╭─ EXTRAIT DU DOCUMENT

C.N.: C’est une question très controversée, puisque l’exploitation de l’hélium lunaire est très coûteux. Cela dépendra du développement énergétique sur la Terre. Si la fusion nucléaire devait gagner de l’importance, il pourrait éventuellement s’avérer intéressant d’exploiter l’hélium 3 de la Lune.
Pour l’heure, il est encore trop tôt pour installer de grosses infrastructures sur la Lune, mais je crois qu’à l’avenir, il devrait être possible de mettre en place un système de transport entre la Lune et la Terre, à des coûts raisonnables.
swissinfo.ch: Il est beaucoup question de crise économique, de pauvreté, de guerre, de pollution…la Terre est confrontée à toute une série de problèmes. Dès lors, pourquoi dépenser autant d’argent pour explorer l’espace ?
C.N.: L’espace nous a offert de nombreuses opportunités. Notre vie ne serait pas la même sans l’exploration spatiale. Il suffit de penser aux télécommunications. En raisonnant d’un point de vue purement financier, on s’aperçoit que les coûts ne sont pas si élevés. Le budget annuel de la NASA est de 17 milliards de dollars. Cela reste modeste, si on le compare à ce qui a été investi dans General Motors ou dans UBS.
Et même si nous allons dans l’espace, notre regard est toujours tourné vers la Terre. Si, par exemple, nous considérons les 140 millions de francs que la Suisse met chaque année à disposition de l’Agence spatiale européenne, nous constatons qu’une grande part de cet investissement nous revient sous forme de contrats industriels et partant, de postes de travail.

╰─
╭─ LIGNES PRÉSENTÉES

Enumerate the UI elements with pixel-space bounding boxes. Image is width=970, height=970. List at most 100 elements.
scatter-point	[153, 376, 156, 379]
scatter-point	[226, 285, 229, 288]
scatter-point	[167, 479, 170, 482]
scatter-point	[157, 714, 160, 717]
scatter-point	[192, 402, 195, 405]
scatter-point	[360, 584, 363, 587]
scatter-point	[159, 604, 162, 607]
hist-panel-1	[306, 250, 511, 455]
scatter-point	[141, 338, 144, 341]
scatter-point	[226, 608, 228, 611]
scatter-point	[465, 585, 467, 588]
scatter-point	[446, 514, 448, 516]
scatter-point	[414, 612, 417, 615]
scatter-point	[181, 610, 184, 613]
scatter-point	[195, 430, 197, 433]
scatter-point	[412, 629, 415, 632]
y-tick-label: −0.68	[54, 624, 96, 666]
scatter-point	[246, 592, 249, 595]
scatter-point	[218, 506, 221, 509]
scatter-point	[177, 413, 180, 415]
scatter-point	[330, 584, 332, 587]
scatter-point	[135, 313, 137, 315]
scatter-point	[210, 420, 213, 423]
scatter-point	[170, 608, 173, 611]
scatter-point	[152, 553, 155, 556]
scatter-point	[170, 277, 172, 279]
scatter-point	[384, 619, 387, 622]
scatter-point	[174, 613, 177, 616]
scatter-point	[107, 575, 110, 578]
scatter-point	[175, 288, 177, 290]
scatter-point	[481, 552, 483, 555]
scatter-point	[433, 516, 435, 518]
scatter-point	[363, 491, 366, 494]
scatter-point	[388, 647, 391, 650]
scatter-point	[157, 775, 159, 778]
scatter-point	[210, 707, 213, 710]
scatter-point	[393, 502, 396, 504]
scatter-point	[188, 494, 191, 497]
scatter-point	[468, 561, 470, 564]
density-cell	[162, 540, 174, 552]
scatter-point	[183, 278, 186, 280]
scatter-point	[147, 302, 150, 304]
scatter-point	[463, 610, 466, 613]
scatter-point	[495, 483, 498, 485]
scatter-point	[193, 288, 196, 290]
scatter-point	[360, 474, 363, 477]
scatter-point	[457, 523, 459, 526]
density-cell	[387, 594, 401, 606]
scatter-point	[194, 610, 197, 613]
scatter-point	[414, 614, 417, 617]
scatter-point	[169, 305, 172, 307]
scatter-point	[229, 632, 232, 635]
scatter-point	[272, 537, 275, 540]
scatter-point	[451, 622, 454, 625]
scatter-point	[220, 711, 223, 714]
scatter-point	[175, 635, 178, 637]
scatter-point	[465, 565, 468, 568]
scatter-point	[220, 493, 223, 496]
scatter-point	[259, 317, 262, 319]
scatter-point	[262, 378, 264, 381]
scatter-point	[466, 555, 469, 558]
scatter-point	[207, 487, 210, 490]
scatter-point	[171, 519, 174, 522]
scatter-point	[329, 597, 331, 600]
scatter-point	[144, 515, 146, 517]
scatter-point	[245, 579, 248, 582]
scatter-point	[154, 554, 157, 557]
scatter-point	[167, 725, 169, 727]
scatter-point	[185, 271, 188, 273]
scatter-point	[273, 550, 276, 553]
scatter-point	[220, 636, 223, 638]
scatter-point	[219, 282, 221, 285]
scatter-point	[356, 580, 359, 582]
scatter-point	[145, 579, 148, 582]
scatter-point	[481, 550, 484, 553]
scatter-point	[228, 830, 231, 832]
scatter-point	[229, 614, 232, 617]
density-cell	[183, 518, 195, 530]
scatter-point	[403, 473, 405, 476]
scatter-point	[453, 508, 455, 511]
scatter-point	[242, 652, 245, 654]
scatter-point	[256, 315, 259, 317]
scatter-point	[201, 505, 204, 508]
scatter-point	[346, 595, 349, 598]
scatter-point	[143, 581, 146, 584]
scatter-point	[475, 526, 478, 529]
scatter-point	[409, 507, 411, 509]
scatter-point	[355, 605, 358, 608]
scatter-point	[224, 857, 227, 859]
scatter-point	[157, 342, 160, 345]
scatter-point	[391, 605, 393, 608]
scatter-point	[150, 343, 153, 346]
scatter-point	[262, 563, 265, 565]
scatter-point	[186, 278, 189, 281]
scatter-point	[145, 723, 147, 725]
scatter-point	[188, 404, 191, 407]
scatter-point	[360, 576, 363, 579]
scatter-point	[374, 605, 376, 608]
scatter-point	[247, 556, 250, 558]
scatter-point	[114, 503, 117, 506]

╰─

§ **CONSIGNE**
Pouvez-vous reprendre l'entretien sur l'exploration spatiale juste après sa dernière phrase ?

§ **RÉPONSE ATTENDUE**
Non, vraiment, cet argent n’est pas mal dépensé.
Luigi Jorio, swissinfo.ch
(Traduction de l’italien: Nicole Della Pietra)
Claude Nicollier est né à Vevey, dans le canton de Vaud, le 1er septembre 1944. Après sa licence en physique, il travaille dès 1974 comme pilote pour l’ex compagnie aérienne Swissair. Il est également pilote militaire et pilote d’essai.
En 1976, l’Agence spatiale européenne lui octroie une bourse, qui lui permet, deux ans plus tard, d’être sélectionné dans le premier groupe d’astronautes européens. En 1980, il se forme comme spécialiste de mission auprès de la NASA. Il est le premier non-américain à atteindre ce grade.
Claude Nicollier a volé à quatre reprises dans la navette spatiale. La première fois en 1992 sur Atlantis, puis en 1993 sur Endeavour, en 1996 sur Columbia et enfin, en 1999 Discovery. En tout, le Vaudois affiche 1020 heures de vol spatial, dont 8 h 10′ à flotter hors de la navette revêtu d’un scaphandre.
Aujourd’hui, Claude Nicollier enseigne l’ingénierie spatiale à l’Ecole polytechnique fédérale de Lausanne. Il travaille avec l’aventurier suisse, Bertrand Piccard, sur le projet Solar Impulse, le premier avion à énergie solaire.
Le 20 juillet 1969 à 20 heures 56, heure de Cap Canaveral en Floride (03 heures 56 en Suisse), l’Américain Neil Armstrong a été le premier homme à poser le pied sur la Lune.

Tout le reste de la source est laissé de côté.